Prompt: Going through the material below, please gather all lines with the word "marketing" in them.

Dataset records:
#####

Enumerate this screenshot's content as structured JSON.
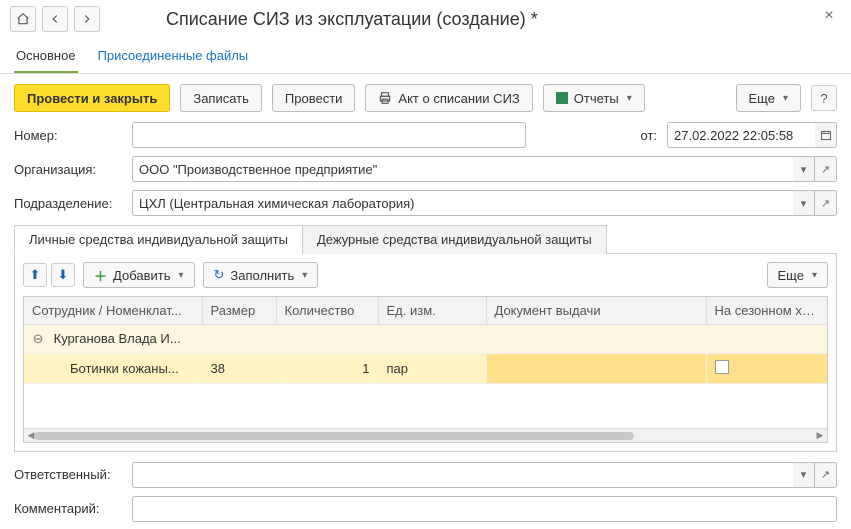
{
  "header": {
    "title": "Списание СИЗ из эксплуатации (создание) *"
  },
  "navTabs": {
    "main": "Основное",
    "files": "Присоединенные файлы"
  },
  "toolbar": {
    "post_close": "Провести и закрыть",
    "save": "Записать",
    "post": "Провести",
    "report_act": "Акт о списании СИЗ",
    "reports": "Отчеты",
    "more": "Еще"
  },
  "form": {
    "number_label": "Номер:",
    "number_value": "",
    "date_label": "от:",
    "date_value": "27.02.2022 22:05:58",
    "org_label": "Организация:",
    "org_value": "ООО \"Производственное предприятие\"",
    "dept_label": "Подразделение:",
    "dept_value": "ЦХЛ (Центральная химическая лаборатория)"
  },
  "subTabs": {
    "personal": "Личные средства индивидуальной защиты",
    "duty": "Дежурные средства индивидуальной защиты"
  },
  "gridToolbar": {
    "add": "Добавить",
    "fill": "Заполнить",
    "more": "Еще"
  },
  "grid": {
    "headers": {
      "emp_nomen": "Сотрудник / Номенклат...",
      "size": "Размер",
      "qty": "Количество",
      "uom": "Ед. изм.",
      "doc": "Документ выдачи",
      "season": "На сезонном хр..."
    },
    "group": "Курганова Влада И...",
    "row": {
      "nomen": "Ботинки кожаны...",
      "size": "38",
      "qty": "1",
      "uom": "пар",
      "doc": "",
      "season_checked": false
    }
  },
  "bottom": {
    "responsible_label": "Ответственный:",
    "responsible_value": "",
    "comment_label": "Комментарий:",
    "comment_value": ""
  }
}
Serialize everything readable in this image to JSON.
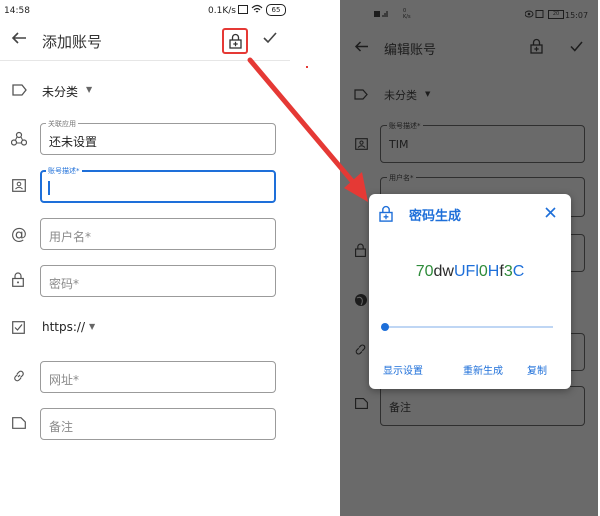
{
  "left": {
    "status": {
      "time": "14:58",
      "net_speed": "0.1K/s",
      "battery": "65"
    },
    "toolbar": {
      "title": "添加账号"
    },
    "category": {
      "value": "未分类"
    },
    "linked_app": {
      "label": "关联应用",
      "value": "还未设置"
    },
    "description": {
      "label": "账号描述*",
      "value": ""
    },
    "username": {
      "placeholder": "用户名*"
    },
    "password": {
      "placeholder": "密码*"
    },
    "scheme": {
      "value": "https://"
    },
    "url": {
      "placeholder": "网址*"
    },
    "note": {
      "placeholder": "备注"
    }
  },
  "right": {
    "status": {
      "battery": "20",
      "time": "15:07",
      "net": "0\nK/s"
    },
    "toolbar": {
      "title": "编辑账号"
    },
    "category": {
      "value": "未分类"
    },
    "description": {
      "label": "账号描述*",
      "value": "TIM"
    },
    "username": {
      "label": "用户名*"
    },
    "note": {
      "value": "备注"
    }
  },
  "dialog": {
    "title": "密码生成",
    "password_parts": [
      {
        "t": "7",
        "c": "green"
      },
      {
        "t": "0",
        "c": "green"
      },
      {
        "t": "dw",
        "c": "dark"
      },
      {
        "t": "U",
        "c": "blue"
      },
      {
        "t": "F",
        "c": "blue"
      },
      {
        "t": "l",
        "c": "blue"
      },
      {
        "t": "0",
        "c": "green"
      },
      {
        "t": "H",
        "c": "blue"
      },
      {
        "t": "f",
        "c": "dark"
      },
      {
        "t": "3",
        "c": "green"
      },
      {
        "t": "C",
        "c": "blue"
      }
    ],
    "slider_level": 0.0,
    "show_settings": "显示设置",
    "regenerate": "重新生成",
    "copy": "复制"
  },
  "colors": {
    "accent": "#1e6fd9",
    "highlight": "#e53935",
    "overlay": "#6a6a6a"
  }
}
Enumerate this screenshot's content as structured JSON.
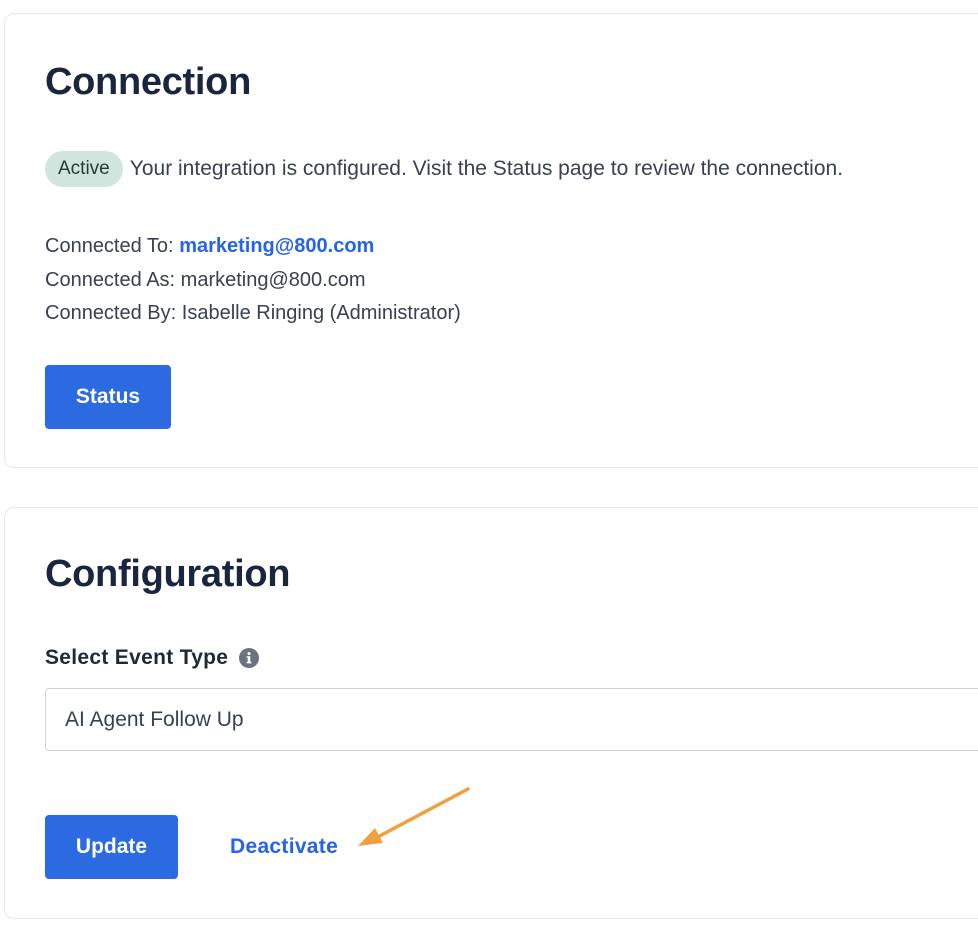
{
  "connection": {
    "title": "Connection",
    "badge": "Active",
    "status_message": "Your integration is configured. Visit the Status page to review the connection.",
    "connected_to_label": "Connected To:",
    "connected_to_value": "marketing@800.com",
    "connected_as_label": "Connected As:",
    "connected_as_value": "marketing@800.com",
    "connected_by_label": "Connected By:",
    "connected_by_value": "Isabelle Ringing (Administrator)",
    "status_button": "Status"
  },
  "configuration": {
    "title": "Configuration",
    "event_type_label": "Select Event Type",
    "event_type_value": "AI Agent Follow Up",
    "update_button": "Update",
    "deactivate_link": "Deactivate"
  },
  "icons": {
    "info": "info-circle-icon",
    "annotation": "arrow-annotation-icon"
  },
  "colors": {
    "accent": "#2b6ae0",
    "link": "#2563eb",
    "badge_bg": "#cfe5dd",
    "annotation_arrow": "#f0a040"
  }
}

#####

Response to the task:
    "connected_to_value": "marketing@800.com",
    "connected_as_value": "marketing@800.com",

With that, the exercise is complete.